What the task asks
Report each line in the entries below that contains the word "stopper".

|---|

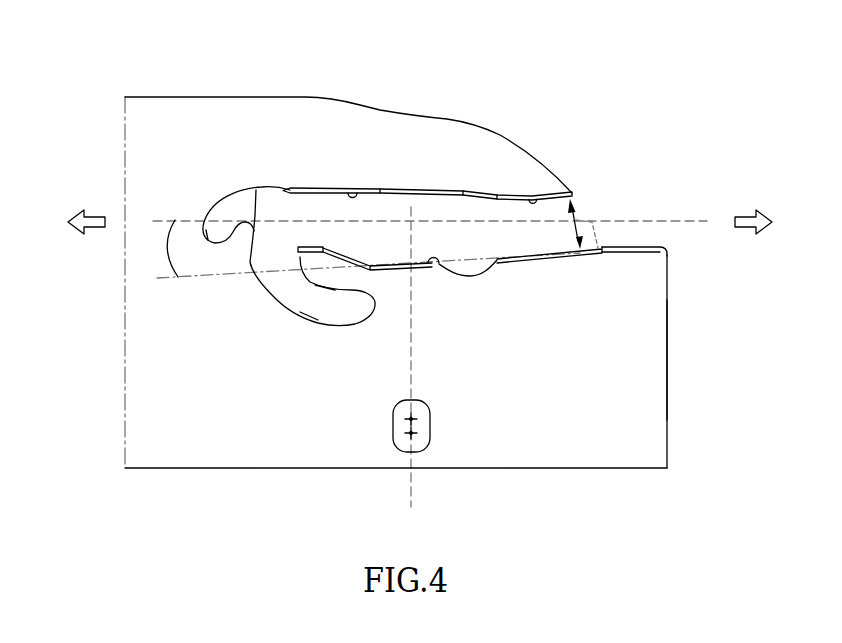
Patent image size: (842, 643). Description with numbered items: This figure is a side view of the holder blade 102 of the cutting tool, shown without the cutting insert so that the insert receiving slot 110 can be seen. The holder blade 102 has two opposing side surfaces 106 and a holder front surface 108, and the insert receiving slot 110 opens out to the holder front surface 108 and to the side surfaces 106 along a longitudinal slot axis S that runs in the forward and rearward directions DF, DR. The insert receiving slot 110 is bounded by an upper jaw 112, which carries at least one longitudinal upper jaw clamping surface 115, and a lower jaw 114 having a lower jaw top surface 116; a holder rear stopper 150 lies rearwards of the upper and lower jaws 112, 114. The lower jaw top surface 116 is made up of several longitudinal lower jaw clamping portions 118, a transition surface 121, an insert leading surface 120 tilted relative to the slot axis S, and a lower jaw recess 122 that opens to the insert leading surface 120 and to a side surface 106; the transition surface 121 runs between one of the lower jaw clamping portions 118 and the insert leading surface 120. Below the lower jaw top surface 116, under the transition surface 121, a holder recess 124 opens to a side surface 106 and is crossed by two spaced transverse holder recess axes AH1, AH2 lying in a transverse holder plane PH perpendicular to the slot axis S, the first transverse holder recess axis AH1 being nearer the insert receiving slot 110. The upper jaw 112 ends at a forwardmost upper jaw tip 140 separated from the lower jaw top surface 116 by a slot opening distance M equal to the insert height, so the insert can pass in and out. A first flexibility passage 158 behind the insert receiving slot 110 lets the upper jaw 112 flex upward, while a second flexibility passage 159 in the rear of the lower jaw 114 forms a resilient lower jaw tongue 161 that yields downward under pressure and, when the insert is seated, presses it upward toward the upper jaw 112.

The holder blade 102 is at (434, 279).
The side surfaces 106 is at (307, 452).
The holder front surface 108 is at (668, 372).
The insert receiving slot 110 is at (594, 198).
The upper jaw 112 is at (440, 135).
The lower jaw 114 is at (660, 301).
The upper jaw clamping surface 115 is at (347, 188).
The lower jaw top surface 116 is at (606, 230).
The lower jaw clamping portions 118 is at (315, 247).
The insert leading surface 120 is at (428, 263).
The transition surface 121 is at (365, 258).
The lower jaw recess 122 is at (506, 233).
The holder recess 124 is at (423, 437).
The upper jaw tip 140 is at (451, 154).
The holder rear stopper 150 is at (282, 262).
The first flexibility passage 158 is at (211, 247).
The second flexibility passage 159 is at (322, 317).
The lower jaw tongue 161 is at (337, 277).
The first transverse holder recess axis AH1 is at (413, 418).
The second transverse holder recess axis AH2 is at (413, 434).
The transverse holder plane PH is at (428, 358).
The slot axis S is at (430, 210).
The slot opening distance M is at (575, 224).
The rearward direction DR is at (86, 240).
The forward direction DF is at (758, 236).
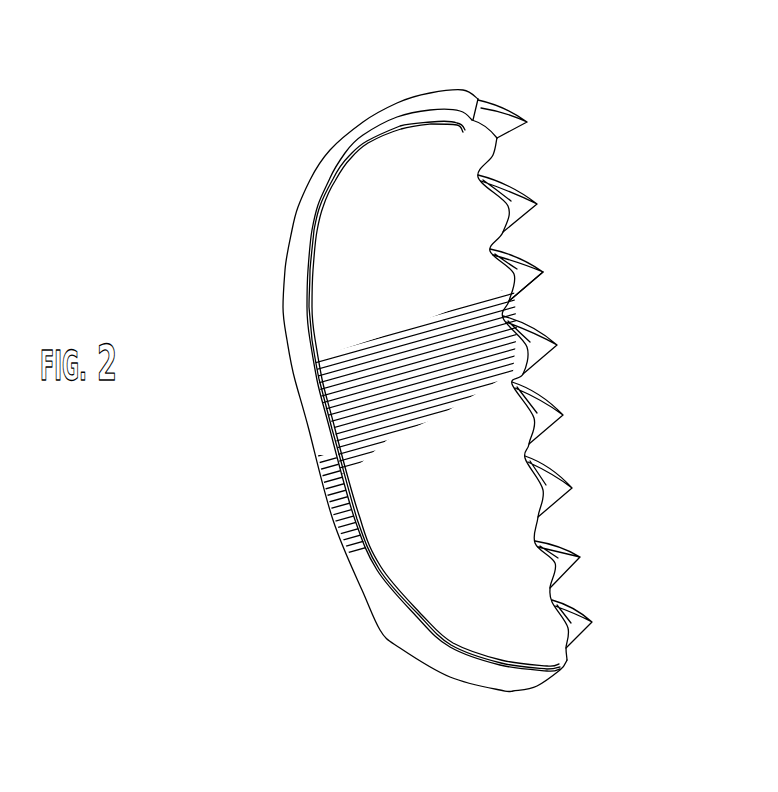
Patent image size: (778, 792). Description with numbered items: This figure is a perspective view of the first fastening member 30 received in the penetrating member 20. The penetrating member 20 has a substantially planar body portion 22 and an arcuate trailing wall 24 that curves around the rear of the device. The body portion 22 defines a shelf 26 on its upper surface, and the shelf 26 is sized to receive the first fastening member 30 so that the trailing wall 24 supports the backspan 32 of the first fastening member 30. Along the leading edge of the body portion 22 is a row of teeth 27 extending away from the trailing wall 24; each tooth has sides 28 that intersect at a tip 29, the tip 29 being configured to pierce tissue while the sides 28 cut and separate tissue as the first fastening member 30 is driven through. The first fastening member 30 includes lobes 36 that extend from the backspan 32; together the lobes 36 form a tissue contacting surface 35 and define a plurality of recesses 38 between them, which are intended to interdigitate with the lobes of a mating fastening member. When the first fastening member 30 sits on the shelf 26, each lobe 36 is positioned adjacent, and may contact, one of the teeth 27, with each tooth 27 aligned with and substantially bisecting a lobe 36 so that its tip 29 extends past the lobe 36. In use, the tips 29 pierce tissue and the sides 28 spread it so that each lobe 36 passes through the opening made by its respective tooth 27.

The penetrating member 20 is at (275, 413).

|---|

Correct response
Patent image size: (842, 643). Description with numbered items: This figure is a side view of the holder blade 102 of the cutting tool, shown without the cutting insert so that the insert receiving slot 110 can be seen. The holder blade 102 has two opposing side surfaces 106 and a holder front surface 108, and the insert receiving slot 110 opens out to the holder front surface 108 and to the side surfaces 106 along a longitudinal slot axis S that runs in the forward and rearward directions DF, DR. The insert receiving slot 110 is bounded by an upper jaw 112, which carries at least one longitudinal upper jaw clamping surface 115, and a lower jaw 114 having a lower jaw top surface 116; a holder rear stopper 150 lies rearwards of the upper and lower jaws 112, 114. The lower jaw top surface 116 is made up of several longitudinal lower jaw clamping portions 118, a transition surface 121, an insert leading surface 120 tilted relative to the slot axis S, and a lower jaw recess 122 that opens to the insert leading surface 120 and to a side surface 106; the transition surface 121 runs between one of the lower jaw clamping portions 118 and the insert leading surface 120. Below the lower jaw top surface 116, under the transition surface 121, a holder recess 124 opens to a side surface 106 and is crossed by two spaced transverse holder recess axes AH1, AH2 lying in a transverse holder plane PH perpendicular to the slot axis S, the first transverse holder recess axis AH1 being nearer the insert receiving slot 110. The upper jaw 112 ends at a forwardmost upper jaw tip 140 separated from the lower jaw top surface 116 by a slot opening distance M equal to the insert height, so the insert can pass in and out. A first flexibility passage 158 behind the insert receiving slot 110 lets the upper jaw 112 flex upward, while a second flexibility passage 159 in the rear of the lower jaw 114 forms a resilient lower jaw tongue 161 that yields downward under pressure and, when the insert is seated, presses it upward toward the upper jaw 112.
The holder rear stopper 150 is at (282, 262).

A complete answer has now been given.